#### Dataset excerpts:
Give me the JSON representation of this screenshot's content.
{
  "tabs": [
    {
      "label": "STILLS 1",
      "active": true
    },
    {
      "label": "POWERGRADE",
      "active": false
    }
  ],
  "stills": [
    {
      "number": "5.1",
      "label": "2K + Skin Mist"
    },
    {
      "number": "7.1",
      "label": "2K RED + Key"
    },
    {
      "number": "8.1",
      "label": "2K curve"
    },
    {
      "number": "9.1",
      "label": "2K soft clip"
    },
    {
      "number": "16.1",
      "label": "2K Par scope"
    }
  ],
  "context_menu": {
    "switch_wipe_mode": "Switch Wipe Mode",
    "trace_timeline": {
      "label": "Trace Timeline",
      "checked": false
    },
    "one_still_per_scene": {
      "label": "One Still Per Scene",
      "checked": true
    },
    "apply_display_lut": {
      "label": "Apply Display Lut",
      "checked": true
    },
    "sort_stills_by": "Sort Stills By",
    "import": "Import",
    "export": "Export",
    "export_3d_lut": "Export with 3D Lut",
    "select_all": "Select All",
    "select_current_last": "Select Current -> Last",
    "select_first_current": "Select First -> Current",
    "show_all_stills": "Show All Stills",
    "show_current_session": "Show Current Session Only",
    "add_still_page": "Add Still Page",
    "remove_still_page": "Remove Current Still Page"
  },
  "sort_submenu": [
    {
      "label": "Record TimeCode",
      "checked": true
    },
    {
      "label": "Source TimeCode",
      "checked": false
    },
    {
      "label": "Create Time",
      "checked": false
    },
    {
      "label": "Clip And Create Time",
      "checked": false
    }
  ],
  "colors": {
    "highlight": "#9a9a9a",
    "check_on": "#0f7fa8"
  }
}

---

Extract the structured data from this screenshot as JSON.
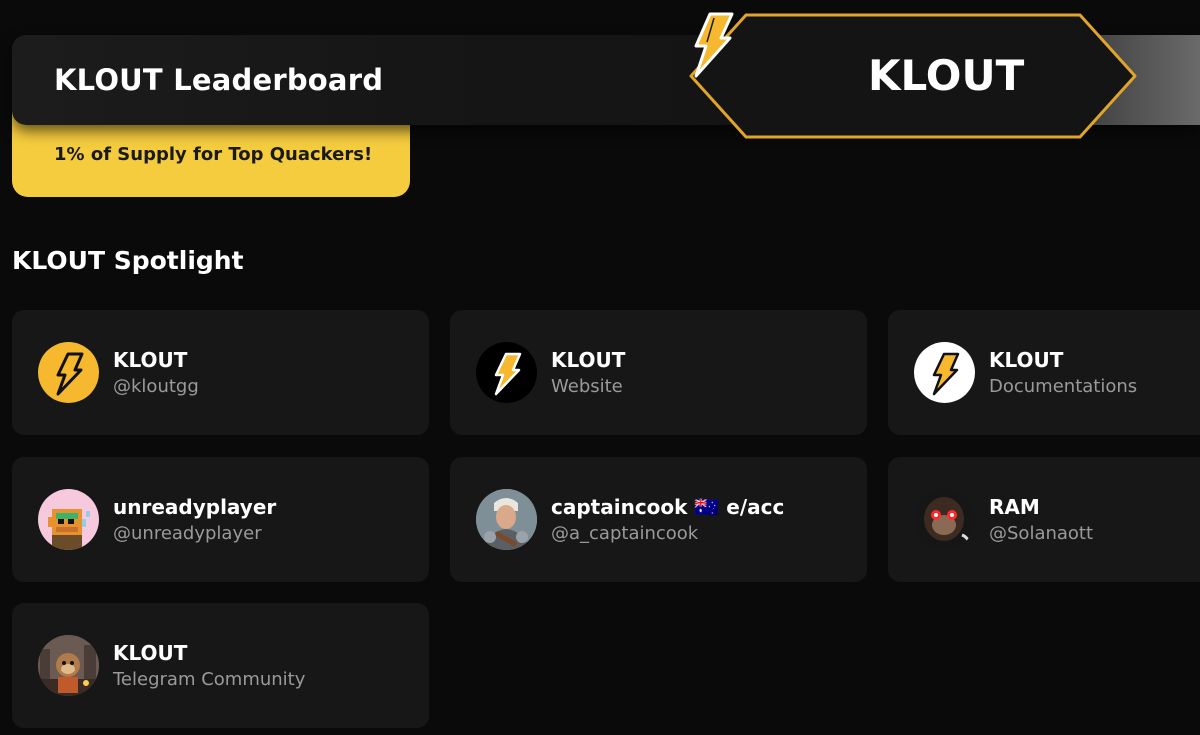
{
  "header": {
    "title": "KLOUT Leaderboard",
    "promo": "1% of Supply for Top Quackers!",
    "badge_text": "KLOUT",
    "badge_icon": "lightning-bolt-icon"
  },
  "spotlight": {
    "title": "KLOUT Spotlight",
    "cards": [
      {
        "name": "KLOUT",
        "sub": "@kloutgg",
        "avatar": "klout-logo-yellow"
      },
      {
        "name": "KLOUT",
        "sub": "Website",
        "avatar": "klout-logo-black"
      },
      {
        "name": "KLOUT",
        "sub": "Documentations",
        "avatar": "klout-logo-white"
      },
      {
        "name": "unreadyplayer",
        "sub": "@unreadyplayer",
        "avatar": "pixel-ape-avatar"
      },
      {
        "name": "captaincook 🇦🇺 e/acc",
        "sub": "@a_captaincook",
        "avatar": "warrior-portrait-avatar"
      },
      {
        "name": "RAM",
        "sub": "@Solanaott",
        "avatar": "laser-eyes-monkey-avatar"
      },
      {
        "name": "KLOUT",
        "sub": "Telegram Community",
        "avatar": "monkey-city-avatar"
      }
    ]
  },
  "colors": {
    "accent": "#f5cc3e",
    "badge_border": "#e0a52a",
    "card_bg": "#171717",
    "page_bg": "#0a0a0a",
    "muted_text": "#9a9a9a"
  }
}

#### Aim of the task:
Gather from the records above every line containing the string "monkey".

#### Reply:
        "avatar": "laser-eyes-monkey-avatar"
        "avatar": "monkey-city-avatar"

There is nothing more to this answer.